**Exercise prompt**
Tally up how many lines in the listing below contain the string "eugenol", and give only the total.

**Provided records**
☆ ☆ ☆ ☆ ☆ ☆ ☆

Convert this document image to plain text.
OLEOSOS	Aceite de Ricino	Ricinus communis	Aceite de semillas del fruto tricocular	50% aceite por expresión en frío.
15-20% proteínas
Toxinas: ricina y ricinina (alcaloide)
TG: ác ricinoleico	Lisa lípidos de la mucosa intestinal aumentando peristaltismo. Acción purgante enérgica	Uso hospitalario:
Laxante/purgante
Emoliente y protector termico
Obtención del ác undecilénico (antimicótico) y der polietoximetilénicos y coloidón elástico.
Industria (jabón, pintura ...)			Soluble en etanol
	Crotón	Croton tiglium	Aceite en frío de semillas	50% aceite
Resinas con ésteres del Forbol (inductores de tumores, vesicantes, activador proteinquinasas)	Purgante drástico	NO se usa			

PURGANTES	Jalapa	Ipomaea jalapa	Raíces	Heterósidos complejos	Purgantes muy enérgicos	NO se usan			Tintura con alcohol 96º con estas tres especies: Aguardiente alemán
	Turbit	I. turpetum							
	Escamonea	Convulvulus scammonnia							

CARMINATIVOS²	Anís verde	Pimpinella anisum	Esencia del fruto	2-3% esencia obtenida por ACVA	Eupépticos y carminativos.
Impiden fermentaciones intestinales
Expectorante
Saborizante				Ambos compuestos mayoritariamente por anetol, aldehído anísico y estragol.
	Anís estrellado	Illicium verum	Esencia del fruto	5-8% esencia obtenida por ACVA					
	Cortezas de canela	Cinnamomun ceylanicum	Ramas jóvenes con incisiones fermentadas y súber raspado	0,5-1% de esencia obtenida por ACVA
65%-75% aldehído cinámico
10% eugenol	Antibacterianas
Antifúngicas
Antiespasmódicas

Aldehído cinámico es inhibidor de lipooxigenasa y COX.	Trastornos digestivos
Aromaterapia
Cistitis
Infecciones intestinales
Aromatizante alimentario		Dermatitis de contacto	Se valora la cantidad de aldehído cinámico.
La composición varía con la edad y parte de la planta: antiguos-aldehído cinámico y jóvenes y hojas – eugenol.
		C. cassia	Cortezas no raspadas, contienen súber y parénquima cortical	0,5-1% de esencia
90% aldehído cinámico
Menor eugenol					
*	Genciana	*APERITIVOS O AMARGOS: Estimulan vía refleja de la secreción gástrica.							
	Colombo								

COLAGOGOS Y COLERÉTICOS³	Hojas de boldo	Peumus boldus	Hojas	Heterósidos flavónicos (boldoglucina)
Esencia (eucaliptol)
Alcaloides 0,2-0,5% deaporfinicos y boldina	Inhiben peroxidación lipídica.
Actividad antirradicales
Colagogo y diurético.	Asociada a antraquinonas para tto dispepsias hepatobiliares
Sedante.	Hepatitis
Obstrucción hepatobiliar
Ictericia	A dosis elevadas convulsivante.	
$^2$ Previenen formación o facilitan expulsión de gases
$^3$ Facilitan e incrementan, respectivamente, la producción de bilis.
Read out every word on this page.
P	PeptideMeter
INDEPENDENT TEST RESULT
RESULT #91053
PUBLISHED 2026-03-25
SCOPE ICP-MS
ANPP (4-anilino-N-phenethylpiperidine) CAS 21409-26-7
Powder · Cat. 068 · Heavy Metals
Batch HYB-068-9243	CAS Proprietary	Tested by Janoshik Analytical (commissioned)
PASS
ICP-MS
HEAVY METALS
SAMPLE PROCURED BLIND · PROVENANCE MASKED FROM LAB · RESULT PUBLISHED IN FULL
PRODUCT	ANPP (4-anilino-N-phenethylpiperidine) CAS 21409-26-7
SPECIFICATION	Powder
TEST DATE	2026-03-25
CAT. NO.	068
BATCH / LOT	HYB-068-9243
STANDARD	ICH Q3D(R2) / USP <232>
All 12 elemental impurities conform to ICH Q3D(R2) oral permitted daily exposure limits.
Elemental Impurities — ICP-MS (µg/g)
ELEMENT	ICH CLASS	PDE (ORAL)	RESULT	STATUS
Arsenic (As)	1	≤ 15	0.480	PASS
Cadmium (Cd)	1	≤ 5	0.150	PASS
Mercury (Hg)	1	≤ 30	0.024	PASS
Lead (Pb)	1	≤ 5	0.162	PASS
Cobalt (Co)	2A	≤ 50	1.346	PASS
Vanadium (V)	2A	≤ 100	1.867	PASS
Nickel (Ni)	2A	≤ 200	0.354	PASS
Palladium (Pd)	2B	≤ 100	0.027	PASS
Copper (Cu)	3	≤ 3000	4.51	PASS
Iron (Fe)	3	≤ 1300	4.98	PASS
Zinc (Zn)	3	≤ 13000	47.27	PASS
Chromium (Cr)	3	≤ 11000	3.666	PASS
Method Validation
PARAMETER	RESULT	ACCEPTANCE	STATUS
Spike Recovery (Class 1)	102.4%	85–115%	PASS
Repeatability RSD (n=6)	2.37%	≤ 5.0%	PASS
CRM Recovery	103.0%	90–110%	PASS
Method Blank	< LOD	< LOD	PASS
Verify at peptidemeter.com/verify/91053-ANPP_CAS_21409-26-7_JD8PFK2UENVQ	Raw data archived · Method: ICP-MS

☆ ☆ ☆ ☆ ☆ ☆ ☆

**Answer to this task**
3